- Problem to work on:
Pull every "text" line out of the data below.

# start of Provided data

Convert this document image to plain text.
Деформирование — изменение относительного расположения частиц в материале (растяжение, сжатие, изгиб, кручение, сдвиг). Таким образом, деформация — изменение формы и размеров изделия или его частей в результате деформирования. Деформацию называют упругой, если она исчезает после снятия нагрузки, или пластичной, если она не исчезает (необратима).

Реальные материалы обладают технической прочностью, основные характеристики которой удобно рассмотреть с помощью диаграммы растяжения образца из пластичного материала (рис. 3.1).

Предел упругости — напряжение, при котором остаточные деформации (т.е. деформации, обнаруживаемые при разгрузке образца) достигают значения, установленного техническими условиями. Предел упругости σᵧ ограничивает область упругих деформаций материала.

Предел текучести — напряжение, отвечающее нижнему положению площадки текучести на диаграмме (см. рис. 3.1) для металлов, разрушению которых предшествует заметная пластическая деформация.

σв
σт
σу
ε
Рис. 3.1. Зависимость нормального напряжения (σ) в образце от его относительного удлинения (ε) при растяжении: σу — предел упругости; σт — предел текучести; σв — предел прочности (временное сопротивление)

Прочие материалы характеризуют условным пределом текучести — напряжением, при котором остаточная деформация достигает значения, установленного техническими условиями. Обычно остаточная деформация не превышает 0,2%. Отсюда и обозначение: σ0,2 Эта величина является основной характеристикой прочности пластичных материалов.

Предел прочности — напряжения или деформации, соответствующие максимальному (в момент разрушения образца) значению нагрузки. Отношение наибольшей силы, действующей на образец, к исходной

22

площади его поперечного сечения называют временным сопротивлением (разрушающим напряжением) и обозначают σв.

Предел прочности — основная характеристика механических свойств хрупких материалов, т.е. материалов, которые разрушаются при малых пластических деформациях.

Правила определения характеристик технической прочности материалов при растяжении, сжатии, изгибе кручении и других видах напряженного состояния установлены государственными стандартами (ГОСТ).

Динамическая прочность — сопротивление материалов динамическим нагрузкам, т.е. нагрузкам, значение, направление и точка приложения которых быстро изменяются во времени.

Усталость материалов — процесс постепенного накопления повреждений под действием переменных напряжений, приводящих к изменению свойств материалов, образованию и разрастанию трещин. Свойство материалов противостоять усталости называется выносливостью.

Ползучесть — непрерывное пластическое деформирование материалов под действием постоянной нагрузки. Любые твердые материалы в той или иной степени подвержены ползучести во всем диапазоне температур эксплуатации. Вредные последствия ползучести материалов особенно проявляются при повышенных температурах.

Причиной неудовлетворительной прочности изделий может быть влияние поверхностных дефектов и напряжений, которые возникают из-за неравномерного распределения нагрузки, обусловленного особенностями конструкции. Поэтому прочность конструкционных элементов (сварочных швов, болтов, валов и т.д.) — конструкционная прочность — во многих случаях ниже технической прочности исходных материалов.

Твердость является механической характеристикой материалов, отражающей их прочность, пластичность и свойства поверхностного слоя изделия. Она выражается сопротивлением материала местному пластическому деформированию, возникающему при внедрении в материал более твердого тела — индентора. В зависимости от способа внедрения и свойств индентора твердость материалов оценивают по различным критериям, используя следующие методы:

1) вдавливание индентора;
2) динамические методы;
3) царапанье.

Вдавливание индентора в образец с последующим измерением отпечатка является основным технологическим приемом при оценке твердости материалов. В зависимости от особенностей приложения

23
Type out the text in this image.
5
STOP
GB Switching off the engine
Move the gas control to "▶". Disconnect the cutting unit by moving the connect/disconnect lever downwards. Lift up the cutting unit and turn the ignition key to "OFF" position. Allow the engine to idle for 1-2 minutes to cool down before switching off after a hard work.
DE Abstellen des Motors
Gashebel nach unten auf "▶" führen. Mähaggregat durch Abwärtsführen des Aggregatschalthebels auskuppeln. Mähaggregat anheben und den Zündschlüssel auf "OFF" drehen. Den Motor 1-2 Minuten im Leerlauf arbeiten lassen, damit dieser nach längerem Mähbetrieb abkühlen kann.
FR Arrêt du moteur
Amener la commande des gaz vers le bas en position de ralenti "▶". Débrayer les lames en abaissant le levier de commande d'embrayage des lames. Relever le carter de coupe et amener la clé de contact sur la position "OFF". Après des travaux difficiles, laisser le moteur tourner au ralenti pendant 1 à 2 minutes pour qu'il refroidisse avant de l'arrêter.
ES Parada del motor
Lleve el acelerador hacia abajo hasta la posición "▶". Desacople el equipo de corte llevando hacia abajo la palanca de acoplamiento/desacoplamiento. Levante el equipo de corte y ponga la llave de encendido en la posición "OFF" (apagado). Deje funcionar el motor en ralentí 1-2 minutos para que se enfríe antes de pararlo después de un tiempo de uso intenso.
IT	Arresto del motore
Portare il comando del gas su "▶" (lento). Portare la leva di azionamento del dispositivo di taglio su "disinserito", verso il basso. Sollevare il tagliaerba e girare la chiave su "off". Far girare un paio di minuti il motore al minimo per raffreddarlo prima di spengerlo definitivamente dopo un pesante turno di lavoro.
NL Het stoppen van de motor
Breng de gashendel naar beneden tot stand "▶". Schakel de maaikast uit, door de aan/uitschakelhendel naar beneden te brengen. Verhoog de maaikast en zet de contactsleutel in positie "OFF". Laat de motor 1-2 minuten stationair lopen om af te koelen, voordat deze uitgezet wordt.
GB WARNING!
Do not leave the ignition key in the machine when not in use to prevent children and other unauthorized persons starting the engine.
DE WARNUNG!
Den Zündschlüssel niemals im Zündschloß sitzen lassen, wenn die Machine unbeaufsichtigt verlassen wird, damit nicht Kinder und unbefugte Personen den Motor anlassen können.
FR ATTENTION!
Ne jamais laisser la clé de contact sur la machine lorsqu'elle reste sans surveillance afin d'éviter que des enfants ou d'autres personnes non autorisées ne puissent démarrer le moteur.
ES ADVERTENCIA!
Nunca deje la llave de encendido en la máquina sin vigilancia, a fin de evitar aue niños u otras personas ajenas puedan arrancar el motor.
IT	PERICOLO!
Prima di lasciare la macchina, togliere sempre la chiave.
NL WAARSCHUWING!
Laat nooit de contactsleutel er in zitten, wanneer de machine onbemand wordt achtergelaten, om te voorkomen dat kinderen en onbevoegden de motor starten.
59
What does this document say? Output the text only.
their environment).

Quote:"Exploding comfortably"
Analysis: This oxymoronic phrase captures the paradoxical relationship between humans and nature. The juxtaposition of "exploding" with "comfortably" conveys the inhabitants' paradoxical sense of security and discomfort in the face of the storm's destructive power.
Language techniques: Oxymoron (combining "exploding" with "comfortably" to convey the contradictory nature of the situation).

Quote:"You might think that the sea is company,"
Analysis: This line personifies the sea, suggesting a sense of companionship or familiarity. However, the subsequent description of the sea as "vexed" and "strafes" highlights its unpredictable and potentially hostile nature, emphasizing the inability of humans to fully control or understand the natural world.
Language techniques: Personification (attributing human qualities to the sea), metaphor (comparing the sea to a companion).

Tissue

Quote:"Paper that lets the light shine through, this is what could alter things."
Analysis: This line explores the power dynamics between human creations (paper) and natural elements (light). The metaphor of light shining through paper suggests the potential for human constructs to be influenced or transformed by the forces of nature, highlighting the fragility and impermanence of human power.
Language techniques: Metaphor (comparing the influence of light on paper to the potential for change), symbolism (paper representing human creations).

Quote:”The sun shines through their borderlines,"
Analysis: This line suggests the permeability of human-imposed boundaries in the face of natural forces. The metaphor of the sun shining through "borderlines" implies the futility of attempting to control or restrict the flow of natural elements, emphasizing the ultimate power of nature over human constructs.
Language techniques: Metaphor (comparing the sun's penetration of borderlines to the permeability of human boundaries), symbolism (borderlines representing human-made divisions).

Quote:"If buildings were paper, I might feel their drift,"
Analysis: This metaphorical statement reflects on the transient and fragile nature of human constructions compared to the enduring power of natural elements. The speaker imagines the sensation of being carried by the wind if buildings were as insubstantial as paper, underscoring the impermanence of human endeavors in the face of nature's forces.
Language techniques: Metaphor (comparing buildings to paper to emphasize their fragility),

# end of Provided data

- Expected answer:
Convert this document image to plain text.
Type out the text in this image.
What does this document say? Output the text only.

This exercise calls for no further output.